(Data entries)
-------
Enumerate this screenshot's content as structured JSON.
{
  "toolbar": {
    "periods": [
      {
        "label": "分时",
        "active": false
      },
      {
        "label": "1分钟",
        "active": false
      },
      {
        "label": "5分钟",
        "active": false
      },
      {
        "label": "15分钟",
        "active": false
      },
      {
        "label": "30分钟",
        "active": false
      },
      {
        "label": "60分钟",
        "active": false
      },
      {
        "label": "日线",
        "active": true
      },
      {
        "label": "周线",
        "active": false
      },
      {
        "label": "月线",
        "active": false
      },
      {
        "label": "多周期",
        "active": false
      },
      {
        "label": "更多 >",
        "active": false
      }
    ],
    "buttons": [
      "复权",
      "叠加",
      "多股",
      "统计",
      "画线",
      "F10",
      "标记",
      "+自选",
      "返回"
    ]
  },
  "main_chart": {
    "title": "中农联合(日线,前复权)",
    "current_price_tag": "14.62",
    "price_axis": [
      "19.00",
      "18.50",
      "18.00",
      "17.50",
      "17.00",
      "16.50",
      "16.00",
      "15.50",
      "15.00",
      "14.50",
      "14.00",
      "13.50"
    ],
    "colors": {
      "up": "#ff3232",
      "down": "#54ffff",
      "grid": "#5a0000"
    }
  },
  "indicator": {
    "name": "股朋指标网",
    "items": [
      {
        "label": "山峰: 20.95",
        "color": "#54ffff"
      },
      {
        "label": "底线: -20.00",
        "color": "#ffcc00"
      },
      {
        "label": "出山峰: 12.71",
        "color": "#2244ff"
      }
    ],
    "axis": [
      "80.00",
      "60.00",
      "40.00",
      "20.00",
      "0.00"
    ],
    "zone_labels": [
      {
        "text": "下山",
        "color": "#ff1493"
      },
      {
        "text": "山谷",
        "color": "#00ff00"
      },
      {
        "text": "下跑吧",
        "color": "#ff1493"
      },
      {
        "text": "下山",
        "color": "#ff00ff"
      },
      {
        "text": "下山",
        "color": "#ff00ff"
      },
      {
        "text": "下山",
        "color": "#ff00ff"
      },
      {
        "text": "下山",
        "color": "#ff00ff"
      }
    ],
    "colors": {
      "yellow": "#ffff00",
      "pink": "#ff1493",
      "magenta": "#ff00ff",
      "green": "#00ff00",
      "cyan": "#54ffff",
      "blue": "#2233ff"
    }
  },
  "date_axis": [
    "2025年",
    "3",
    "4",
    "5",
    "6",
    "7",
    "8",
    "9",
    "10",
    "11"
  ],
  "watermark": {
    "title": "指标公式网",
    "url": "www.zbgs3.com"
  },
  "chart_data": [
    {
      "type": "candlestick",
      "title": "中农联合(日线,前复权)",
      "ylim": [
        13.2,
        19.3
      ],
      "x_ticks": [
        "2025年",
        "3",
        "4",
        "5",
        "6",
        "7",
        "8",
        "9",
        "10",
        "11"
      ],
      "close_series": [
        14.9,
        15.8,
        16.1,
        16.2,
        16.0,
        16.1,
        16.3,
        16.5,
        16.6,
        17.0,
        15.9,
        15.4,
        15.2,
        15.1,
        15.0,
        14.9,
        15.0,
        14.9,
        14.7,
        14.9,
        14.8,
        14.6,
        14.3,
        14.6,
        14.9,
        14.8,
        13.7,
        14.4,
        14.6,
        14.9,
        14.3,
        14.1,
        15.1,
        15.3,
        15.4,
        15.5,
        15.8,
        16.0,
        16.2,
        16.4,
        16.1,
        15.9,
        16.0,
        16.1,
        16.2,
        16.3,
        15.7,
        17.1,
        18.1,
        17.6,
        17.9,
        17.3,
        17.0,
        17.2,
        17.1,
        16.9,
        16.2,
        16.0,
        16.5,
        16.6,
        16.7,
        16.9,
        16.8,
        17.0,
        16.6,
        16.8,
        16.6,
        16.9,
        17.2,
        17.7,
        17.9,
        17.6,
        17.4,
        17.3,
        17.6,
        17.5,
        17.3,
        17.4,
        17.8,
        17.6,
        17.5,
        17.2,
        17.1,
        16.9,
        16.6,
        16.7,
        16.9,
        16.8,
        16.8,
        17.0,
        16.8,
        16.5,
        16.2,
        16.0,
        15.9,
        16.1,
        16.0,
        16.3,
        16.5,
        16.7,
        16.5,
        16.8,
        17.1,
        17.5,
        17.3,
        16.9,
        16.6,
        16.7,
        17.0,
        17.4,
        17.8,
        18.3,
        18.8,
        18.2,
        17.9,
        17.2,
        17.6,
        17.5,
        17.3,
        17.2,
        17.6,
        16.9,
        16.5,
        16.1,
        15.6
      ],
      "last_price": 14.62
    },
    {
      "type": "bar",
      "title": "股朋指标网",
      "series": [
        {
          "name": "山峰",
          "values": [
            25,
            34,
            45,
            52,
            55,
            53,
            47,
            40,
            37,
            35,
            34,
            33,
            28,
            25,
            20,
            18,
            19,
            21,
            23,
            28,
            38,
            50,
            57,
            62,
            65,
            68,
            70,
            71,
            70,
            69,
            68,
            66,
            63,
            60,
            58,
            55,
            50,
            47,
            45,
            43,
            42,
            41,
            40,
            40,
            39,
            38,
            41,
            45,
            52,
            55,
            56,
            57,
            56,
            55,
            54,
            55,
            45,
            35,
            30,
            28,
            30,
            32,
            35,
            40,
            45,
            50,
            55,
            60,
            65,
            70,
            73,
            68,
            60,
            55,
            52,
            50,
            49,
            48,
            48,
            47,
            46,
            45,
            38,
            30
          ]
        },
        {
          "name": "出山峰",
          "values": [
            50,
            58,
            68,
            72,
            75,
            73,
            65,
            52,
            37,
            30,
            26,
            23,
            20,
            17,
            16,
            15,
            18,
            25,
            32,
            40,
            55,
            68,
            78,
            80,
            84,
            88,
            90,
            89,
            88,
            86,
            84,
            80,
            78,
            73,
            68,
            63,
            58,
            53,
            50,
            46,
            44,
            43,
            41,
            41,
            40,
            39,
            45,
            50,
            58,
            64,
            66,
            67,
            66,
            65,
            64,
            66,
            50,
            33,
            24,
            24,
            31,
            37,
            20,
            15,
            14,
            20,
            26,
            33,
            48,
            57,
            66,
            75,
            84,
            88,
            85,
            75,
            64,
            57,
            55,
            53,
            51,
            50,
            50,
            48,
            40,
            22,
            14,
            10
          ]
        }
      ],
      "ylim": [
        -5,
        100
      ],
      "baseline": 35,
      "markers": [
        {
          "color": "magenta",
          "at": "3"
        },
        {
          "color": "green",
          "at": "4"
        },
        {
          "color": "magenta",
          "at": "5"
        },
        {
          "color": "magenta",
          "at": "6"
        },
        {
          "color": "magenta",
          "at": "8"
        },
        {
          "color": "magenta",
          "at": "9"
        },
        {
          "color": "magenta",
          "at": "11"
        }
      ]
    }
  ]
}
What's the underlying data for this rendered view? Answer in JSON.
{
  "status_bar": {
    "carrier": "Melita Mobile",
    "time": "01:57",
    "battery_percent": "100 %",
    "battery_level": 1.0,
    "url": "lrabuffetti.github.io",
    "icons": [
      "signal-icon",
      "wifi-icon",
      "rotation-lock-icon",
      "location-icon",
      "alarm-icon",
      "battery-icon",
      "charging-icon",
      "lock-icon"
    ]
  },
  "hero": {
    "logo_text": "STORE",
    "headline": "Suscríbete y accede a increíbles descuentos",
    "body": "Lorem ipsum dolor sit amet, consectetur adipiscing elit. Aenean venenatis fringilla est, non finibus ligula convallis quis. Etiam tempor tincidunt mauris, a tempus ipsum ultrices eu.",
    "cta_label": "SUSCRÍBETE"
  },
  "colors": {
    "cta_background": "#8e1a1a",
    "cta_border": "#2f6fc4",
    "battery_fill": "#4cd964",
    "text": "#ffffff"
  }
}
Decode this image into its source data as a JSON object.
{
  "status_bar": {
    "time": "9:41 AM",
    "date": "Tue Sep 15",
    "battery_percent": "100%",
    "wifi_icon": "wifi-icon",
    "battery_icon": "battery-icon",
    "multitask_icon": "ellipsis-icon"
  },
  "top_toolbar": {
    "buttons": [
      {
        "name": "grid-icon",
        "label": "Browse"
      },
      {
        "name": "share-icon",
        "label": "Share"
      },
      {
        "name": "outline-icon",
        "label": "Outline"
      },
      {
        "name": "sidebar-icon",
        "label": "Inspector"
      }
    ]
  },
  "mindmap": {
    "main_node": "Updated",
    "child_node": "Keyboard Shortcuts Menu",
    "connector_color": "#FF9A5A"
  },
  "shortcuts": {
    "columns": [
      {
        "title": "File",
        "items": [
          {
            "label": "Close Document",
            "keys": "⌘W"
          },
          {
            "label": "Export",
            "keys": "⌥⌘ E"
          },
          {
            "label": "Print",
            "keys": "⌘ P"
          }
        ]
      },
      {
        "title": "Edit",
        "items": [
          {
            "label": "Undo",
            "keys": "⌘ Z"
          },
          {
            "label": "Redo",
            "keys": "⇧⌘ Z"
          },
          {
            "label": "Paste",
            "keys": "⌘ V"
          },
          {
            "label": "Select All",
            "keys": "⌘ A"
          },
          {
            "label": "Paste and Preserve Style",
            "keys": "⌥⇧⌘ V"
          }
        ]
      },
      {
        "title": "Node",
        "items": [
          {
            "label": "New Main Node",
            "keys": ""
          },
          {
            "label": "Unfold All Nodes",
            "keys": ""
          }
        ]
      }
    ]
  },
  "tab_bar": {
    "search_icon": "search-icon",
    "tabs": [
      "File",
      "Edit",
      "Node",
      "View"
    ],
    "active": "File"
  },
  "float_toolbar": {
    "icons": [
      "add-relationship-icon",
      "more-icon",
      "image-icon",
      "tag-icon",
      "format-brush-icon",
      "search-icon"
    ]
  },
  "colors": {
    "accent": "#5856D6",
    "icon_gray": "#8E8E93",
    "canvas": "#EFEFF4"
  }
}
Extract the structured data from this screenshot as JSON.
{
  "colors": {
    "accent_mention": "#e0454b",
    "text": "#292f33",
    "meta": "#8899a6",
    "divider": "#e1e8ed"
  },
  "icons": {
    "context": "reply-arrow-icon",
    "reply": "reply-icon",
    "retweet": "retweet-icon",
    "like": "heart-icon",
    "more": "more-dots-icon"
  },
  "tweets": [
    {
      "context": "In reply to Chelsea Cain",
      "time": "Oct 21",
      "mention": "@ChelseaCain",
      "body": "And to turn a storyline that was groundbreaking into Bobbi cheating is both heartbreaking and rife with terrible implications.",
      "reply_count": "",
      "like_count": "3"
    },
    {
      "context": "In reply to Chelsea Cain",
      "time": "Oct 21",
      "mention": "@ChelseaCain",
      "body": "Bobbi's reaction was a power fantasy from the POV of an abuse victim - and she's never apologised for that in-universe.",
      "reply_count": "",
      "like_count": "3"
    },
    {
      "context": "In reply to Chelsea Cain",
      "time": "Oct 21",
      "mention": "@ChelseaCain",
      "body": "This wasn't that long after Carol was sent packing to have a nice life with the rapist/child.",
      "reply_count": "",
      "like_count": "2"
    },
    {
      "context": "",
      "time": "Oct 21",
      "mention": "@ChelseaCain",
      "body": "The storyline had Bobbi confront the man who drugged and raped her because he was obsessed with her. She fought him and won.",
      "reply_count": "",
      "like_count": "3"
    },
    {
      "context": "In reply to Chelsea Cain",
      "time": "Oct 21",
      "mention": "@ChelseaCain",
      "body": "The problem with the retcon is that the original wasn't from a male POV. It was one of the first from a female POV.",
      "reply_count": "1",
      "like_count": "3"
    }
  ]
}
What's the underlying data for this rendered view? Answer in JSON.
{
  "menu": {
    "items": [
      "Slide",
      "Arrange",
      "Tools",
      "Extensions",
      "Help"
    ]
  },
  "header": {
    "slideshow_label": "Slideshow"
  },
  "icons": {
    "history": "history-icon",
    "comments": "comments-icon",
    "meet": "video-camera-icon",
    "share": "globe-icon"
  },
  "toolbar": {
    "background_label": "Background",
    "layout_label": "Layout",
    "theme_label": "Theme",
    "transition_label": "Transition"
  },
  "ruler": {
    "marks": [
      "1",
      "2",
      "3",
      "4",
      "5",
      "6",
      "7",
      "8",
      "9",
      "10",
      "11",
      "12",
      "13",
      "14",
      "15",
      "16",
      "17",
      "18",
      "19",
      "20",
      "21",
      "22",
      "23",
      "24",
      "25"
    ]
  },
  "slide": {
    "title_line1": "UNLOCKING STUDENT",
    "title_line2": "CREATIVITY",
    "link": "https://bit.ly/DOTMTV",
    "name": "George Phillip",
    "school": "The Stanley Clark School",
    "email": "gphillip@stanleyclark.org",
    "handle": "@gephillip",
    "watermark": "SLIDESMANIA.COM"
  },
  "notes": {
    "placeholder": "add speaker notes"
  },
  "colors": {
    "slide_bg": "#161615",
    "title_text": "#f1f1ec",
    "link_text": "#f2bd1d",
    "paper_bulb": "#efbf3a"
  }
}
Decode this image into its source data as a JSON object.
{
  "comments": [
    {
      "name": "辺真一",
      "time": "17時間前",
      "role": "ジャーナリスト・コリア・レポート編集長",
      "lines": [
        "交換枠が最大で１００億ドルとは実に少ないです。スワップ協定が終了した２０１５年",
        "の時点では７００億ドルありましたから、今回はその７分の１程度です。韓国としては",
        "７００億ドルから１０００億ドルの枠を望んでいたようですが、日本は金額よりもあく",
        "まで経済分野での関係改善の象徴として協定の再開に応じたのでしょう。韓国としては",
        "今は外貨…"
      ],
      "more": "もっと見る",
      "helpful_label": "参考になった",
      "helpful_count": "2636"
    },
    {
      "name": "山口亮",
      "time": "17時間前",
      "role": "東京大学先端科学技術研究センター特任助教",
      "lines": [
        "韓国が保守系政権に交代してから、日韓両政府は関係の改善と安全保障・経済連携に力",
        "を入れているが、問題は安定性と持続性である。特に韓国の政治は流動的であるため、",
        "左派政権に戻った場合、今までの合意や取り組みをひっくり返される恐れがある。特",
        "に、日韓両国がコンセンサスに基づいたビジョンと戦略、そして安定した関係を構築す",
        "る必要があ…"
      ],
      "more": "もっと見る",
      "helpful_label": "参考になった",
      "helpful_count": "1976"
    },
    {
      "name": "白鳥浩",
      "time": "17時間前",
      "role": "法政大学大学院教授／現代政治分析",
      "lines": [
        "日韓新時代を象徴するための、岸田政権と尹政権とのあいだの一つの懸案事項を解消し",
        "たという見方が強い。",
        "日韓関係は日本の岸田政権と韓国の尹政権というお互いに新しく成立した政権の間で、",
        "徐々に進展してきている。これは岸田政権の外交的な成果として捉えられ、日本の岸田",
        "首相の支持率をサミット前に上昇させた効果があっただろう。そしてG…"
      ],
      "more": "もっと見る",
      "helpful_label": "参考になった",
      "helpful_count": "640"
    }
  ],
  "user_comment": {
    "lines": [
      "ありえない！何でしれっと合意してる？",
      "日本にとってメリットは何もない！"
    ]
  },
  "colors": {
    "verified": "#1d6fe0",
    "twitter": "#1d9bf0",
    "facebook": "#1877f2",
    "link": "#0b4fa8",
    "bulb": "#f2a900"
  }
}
-------
* **Set exercise**: Of the lines in this data, how many contain "role"? Reply with only the number.

* **Completed exercise**: 3